> **What is asked**: Every line of the material that follows must be printed again exactly.

> **Data provided**:
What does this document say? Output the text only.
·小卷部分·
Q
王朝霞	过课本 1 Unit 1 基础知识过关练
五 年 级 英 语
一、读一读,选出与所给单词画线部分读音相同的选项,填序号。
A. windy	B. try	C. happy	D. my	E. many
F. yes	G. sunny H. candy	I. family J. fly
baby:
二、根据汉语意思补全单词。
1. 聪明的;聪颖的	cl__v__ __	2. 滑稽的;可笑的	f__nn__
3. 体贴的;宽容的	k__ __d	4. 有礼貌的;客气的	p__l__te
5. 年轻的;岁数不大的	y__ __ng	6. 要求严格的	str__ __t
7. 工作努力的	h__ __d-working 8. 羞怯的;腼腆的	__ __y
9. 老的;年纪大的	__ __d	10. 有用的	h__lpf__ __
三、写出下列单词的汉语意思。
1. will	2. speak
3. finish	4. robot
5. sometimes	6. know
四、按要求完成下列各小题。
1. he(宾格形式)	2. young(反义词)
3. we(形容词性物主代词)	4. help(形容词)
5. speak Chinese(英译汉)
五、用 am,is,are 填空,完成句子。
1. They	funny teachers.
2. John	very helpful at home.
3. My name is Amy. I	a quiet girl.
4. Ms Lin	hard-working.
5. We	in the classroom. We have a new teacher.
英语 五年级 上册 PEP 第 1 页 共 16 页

> **Output**:
What does this document say? Output the text only.
·小卷部分·
Q
王朝霞	过课本 1 Unit 1 基础知识过关练
五 年 级 英 语
一、读一读,选出与所给单词画线部分读音相同的选项,填序号。
A. windy	B. try	C. happy	D. my	E. many
F. yes	G. sunny H. candy	I. family J. fly
baby:
二、根据汉语意思补全单词。
1. 聪明的;聪颖的	cl__v__ __	2. 滑稽的;可笑的	f__nn__
3. 体贴的;宽容的	k__ __d	4. 有礼貌的;客气的	p__l__te
5. 年轻的;岁数不大的	y__ __ng	6. 要求严格的	str__ __t
7. 工作努力的	h__ __d-working 8. 羞怯的;腼腆的	__ __y
9. 老的;年纪大的	__ __d	10. 有用的	h__lpf__ __
三、写出下列单词的汉语意思。
1. will	2. speak
3. finish	4. robot
5. sometimes	6. know
四、按要求完成下列各小题。
1. he(宾格形式)	2. young(反义词)
3. we(形容词性物主代词)	4. help(形容词)
5. speak Chinese(英译汉)
五、用 am,is,are 填空,完成句子。
1. They	funny teachers.
2. John	very helpful at home.
3. My name is Amy. I	a quiet girl.
4. Ms Lin	hard-working.
5. We	in the classroom. We have a new teacher.
英语 五年级 上册 PEP 第 1 页 共 16 页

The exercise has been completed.